-- Your goal --
In the entries below, identify every line with the string "JSON" and copy it.

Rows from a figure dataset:
* Begin *

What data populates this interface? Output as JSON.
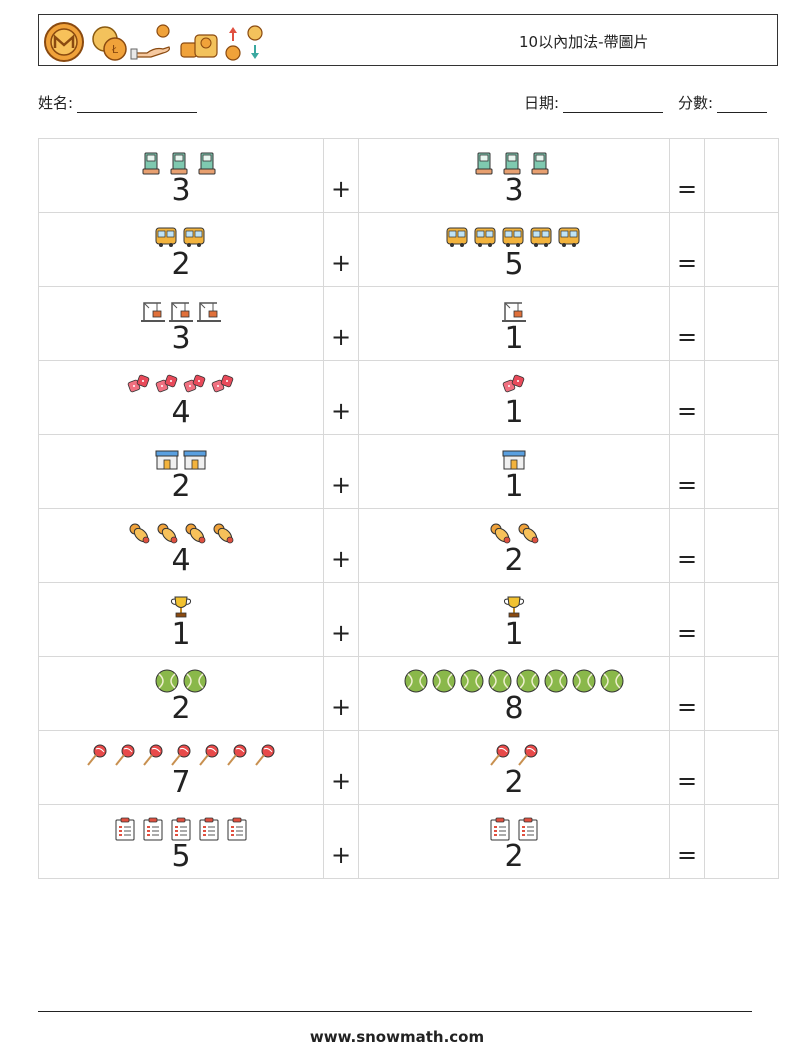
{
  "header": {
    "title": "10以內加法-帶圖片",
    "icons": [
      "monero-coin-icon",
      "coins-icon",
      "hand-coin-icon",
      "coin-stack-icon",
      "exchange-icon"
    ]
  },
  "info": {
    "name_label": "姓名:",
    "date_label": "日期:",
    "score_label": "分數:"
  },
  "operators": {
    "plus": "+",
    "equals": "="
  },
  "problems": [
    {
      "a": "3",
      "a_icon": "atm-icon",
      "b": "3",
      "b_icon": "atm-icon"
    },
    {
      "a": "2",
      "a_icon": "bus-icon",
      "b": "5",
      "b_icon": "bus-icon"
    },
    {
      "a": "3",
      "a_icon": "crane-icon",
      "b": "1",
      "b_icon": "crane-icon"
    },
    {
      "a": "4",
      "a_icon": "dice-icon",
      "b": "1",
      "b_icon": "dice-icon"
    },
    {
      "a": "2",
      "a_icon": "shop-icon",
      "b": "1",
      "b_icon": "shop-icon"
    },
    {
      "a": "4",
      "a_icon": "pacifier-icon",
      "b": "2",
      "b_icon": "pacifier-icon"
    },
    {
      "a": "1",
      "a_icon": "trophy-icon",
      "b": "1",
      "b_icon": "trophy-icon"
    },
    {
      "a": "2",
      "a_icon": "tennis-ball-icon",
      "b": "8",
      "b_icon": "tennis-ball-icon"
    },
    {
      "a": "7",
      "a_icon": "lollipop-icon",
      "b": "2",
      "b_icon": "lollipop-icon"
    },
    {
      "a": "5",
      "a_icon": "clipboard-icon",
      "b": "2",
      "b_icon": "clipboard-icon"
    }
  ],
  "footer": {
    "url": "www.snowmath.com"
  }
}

* End *
* Begin *

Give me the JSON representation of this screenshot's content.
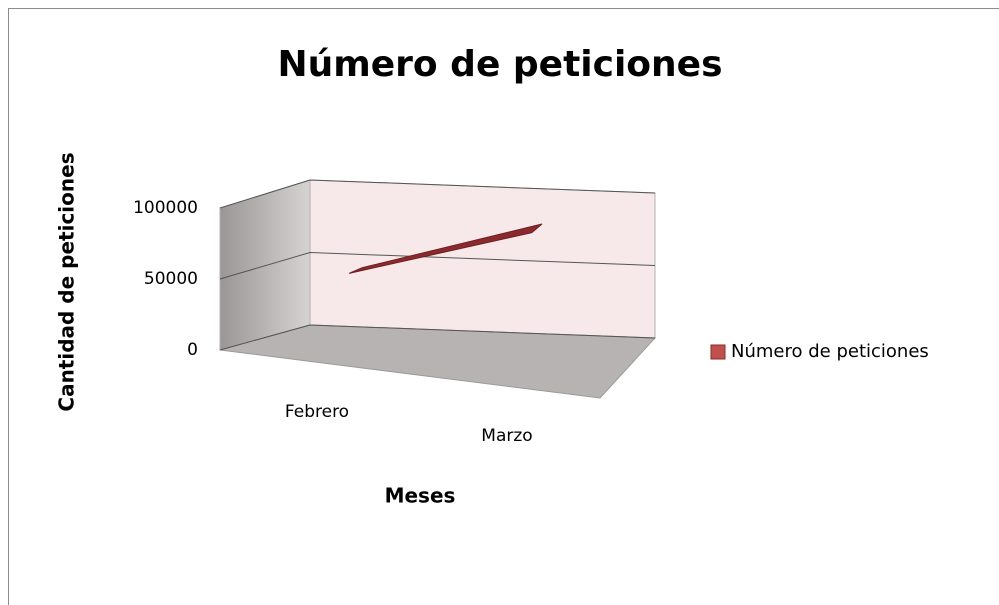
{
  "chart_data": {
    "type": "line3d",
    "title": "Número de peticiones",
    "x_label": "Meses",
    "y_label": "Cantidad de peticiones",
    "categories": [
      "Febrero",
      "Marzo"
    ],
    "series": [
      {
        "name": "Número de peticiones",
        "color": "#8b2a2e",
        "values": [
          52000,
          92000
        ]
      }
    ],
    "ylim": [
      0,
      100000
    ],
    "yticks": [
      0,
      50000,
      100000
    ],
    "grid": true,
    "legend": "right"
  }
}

* End *

-- Full output --
What data populates this interface? Output as JSON.
Give me the JSON representation of this screenshot's content.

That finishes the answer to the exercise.